#### [AIM OF THE TASK]
In the records below, repeat word for word the stretch from the line containing "- dictionary-entry: ܒܘܣܩܐ, ܒܘܣܩܐ" through the line containing "- dictionary-entry: ܒܘܨܪܐ", and nothing else.

#### [THE RECORDS]
• • •
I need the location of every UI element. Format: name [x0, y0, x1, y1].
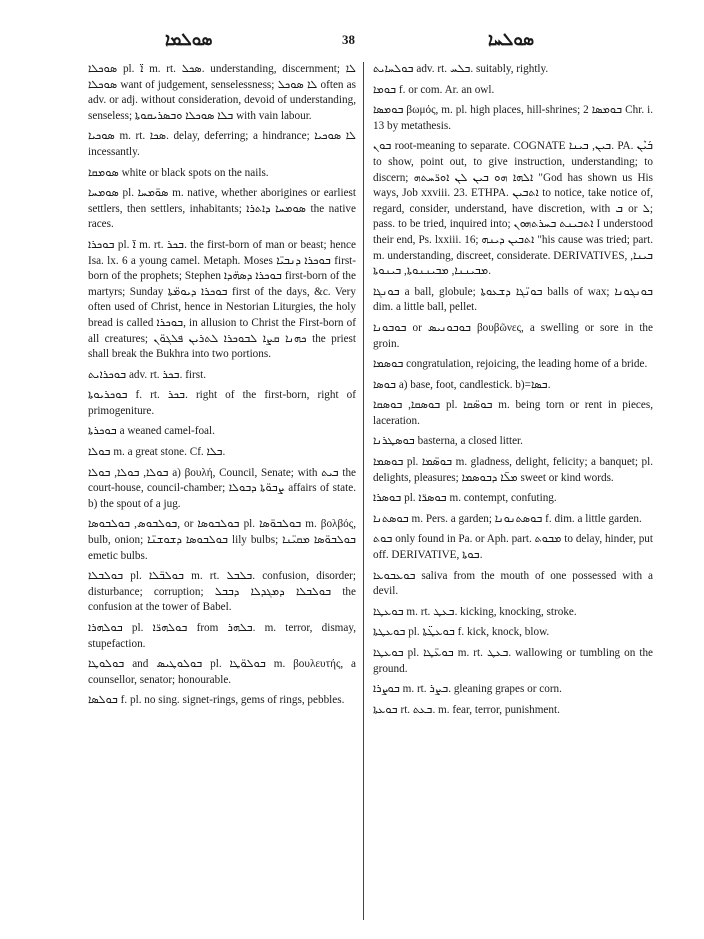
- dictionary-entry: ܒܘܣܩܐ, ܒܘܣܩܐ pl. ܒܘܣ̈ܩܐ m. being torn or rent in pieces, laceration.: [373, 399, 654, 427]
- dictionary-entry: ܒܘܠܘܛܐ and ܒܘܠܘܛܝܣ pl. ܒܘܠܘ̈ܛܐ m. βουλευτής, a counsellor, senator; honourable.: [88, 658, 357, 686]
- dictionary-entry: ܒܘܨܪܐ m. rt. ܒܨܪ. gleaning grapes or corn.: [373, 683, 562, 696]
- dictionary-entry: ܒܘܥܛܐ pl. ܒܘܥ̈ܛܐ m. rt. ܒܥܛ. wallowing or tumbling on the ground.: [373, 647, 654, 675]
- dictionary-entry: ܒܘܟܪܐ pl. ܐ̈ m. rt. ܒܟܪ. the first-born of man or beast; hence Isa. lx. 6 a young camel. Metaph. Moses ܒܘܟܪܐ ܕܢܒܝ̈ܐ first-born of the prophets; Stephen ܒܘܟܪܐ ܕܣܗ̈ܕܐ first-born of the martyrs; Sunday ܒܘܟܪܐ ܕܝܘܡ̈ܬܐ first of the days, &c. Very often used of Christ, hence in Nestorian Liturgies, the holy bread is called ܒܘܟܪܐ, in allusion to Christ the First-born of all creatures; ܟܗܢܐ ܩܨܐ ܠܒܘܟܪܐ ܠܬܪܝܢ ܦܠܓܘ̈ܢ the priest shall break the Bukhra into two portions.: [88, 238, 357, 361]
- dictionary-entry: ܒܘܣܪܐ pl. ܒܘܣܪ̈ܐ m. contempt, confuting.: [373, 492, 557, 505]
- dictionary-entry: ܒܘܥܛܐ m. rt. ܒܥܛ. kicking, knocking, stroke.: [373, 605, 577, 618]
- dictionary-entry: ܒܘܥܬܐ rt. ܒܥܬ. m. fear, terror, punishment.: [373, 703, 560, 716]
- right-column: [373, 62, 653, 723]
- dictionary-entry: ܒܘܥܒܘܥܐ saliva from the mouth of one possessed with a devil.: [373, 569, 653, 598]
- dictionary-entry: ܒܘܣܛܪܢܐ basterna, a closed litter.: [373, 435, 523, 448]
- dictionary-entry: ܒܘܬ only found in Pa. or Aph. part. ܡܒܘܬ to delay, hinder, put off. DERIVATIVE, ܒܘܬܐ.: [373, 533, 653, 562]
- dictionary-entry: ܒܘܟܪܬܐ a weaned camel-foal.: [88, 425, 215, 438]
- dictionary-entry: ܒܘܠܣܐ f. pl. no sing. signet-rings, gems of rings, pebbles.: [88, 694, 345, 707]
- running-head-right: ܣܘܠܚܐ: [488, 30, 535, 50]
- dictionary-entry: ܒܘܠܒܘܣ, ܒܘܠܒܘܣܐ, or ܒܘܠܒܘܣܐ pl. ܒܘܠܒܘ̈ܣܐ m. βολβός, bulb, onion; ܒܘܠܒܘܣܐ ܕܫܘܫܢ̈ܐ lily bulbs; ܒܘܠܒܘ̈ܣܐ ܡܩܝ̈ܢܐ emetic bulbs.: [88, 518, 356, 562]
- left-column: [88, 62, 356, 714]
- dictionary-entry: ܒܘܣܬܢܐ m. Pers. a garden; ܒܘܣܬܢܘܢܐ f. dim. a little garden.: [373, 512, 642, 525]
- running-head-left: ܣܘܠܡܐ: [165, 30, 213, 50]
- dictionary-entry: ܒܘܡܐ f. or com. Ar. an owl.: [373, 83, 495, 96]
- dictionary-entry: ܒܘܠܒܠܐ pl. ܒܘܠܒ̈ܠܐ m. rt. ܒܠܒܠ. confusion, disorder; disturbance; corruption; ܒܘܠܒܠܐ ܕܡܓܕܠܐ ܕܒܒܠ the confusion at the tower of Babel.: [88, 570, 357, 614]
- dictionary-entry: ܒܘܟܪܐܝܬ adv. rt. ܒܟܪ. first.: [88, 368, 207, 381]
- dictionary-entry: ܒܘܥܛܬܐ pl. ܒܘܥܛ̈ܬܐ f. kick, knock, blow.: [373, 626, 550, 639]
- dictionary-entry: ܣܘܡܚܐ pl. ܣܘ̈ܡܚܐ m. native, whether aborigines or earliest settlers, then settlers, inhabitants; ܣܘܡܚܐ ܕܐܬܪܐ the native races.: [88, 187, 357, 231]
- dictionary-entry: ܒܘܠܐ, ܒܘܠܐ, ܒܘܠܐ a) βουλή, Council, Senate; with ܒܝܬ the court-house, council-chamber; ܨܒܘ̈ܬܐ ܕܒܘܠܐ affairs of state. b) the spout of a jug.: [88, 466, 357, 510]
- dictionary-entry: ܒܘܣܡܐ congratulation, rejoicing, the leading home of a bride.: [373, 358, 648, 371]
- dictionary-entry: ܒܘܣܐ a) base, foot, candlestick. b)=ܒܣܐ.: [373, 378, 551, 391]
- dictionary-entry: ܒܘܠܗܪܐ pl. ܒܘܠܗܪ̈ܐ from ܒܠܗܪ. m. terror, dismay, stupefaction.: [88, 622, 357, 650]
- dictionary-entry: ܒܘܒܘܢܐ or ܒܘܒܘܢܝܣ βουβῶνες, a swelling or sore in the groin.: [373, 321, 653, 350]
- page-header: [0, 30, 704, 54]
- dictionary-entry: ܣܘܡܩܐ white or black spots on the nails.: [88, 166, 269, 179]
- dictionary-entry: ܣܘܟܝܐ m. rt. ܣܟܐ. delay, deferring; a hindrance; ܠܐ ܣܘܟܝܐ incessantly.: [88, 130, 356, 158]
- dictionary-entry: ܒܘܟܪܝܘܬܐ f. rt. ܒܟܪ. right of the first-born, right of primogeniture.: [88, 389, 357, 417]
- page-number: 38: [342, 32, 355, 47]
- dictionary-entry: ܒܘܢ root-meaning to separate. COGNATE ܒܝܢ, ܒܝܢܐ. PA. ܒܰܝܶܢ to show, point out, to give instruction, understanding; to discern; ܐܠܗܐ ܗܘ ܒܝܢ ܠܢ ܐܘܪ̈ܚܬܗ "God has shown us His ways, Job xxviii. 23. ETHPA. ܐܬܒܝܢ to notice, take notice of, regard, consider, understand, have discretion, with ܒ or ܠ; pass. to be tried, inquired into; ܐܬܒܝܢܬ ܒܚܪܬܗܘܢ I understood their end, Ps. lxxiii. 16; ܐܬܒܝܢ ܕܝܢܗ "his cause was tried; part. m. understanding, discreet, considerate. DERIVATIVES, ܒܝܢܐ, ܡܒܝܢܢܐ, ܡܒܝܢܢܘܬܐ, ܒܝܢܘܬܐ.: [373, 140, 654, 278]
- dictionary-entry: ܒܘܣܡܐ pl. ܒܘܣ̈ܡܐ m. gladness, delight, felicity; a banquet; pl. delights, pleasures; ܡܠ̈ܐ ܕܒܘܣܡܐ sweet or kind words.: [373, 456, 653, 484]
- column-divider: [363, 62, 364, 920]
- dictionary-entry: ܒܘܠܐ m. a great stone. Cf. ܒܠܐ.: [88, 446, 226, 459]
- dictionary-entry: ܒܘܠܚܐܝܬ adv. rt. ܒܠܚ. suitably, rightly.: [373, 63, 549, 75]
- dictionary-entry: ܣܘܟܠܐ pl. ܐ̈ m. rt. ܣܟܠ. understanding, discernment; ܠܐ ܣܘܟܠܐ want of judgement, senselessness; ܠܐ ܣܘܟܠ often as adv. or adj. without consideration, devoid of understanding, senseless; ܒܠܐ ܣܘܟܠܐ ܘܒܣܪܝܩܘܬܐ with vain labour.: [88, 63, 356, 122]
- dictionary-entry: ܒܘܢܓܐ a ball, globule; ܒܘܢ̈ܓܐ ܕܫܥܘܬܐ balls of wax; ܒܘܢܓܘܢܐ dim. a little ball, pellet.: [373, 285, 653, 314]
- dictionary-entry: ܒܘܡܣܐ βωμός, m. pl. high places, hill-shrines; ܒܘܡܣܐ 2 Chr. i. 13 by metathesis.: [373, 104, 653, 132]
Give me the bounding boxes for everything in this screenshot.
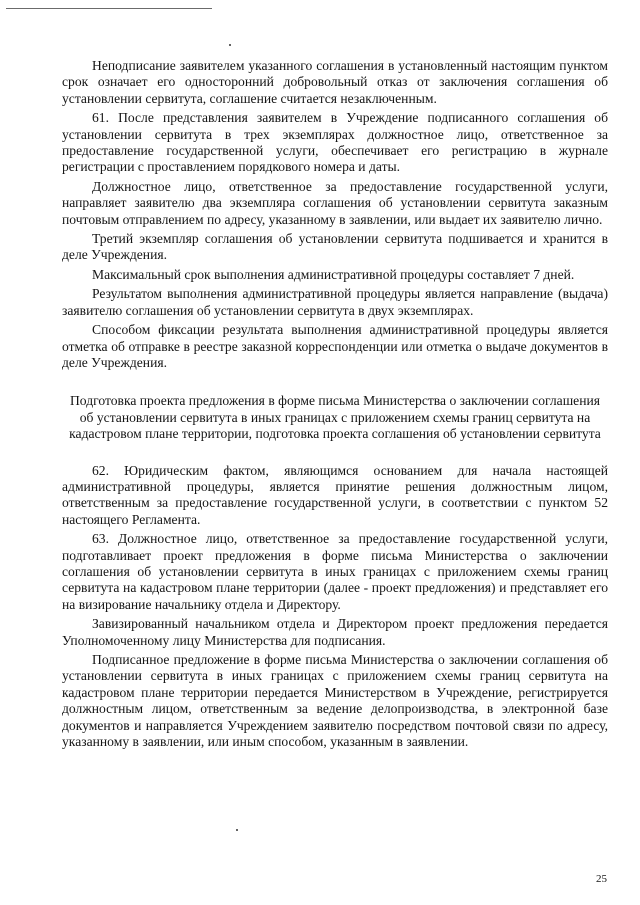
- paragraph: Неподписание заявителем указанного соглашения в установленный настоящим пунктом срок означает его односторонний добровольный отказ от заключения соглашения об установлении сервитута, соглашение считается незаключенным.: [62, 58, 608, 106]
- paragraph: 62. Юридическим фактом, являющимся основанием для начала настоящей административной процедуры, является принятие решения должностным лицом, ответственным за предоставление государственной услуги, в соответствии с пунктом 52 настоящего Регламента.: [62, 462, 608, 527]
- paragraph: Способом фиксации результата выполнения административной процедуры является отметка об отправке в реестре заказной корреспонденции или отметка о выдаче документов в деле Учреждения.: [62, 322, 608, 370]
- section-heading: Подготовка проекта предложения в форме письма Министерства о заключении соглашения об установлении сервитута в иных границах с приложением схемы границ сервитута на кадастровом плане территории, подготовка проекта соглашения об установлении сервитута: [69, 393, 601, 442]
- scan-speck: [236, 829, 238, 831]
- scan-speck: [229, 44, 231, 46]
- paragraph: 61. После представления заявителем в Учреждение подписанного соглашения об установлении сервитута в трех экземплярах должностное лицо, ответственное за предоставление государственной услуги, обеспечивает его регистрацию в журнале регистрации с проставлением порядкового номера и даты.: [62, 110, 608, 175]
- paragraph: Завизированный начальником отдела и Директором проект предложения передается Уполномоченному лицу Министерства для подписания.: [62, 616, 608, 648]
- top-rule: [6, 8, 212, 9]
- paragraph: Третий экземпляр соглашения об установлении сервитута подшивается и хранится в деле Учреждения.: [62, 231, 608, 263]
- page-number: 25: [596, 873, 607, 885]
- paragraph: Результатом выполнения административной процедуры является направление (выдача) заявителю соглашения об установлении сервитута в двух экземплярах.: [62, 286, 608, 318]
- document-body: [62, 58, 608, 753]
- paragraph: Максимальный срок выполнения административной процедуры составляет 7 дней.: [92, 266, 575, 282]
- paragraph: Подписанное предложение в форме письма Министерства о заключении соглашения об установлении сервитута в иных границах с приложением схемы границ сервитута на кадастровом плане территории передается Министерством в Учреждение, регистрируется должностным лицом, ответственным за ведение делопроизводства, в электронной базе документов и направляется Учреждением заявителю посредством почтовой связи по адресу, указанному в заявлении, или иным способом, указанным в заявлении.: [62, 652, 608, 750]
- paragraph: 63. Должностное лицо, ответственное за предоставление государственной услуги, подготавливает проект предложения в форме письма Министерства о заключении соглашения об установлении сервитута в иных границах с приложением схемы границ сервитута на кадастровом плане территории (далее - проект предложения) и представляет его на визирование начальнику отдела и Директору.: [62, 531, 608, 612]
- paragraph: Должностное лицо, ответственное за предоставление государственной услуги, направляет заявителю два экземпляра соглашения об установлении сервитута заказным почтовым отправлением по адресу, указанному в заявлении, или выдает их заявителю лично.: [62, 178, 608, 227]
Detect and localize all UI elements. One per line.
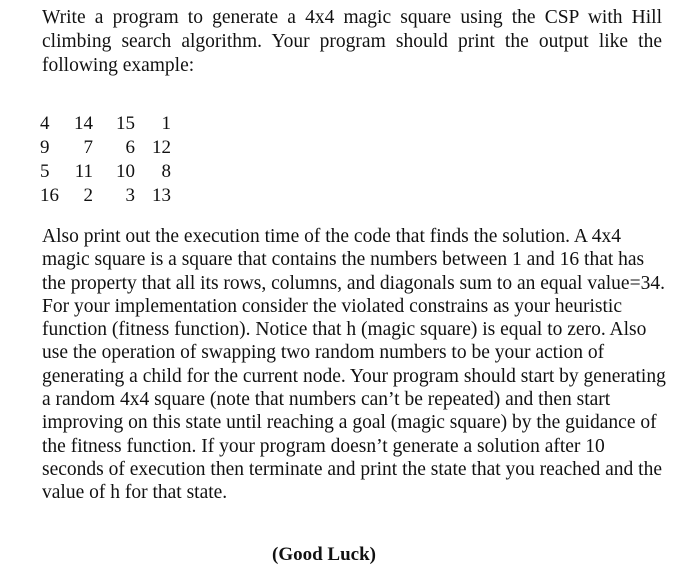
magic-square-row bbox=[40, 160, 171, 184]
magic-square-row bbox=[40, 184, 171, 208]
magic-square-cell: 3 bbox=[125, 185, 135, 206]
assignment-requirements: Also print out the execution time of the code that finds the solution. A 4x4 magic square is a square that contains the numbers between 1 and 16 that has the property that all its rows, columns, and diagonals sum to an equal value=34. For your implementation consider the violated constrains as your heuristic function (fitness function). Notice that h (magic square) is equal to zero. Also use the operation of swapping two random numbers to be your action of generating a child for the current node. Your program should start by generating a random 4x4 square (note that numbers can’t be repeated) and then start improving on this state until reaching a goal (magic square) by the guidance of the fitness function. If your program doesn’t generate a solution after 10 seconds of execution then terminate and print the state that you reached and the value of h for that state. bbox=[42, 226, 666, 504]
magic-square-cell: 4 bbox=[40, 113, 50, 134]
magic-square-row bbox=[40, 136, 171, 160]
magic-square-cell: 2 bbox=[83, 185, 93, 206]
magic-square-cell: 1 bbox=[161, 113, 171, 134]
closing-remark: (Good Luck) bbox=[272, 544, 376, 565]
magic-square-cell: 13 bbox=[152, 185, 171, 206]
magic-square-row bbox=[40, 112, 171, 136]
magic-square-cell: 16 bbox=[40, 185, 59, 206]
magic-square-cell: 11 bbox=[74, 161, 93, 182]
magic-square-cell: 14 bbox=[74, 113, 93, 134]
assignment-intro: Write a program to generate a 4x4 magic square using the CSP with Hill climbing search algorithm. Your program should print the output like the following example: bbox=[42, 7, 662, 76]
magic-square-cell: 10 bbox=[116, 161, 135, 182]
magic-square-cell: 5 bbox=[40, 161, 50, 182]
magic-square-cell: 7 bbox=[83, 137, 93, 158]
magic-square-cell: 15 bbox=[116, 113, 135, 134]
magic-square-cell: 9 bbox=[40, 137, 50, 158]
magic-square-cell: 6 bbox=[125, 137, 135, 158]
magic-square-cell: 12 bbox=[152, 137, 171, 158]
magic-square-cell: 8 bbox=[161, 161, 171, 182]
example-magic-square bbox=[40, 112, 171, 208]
• • •
#### [EXPECTED OUTPUT]
- dictionary-entry: ܒܘܣܩܐ, ܒܘܣܩܐ pl. ܒܘܣ̈ܩܐ m. being torn or rent in pieces, laceration.: [373, 399, 654, 427]
- dictionary-entry: ܒܘܠܘܛܐ and ܒܘܠܘܛܝܣ pl. ܒܘܠܘ̈ܛܐ m. βουλευτής, a counsellor, senator; honourable.: [88, 658, 357, 686]
- dictionary-entry: ܒܘܨܪܐ m. rt. ܒܨܪ. gleaning grapes or corn.: [373, 683, 562, 696]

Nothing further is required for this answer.